Written request: Tell me how many lines hold "CLMINSUR", please, using only the number.

Material provided:
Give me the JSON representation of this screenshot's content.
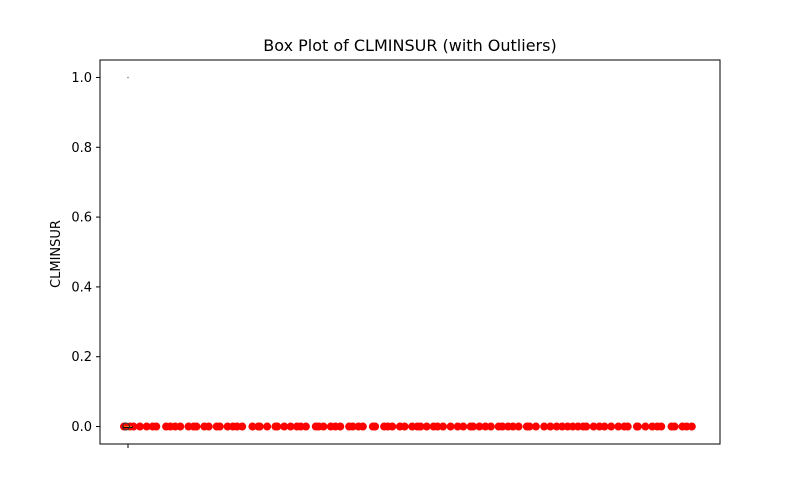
{
  "chart_data": {
    "type": "box",
    "title": "Box Plot of CLMINSUR (with Outliers)",
    "xlabel": "",
    "ylabel": "CLMINSUR",
    "ylim": [
      -0.05,
      1.05
    ],
    "yticks": [
      0.0,
      0.2,
      0.4,
      0.6,
      0.8,
      1.0
    ],
    "ytick_labels": [
      "0.0",
      "0.2",
      "0.4",
      "0.6",
      "0.8",
      "1.0"
    ],
    "grid": false,
    "box": {
      "min": 0.0,
      "q1": 0.0,
      "median": 0.0,
      "q3": 0.0,
      "max": 0.0
    },
    "flier_marker": {
      "y": 1.0,
      "color": "#808080"
    },
    "highlighted_outliers": {
      "color": "#ff0000",
      "y_values": [
        0,
        0,
        0,
        0,
        0,
        0,
        0,
        0,
        0,
        0,
        0,
        0,
        0,
        0,
        0,
        0,
        0,
        0,
        0,
        0,
        0,
        0,
        0,
        0,
        0,
        0,
        0,
        0,
        0,
        0,
        0,
        0,
        0,
        0,
        0,
        0,
        0,
        0,
        0,
        0,
        0,
        0,
        0,
        0,
        0,
        0,
        0,
        0,
        0,
        0,
        0,
        0,
        0,
        0,
        0,
        0,
        0,
        0,
        0,
        0,
        0,
        0,
        0,
        0,
        0,
        0,
        0,
        0,
        0,
        0,
        0,
        0,
        0,
        0,
        0,
        0,
        0,
        0,
        0,
        0,
        0,
        0,
        0,
        0,
        0,
        0,
        0,
        0,
        0,
        0,
        0,
        0,
        0,
        0,
        0,
        0,
        0,
        0,
        0,
        0
      ]
    },
    "colors": {
      "box": "#000000",
      "median": "#ff7f0e",
      "outlier": "#ff0000",
      "flier": "#808080"
    }
  }
}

Written solution: 2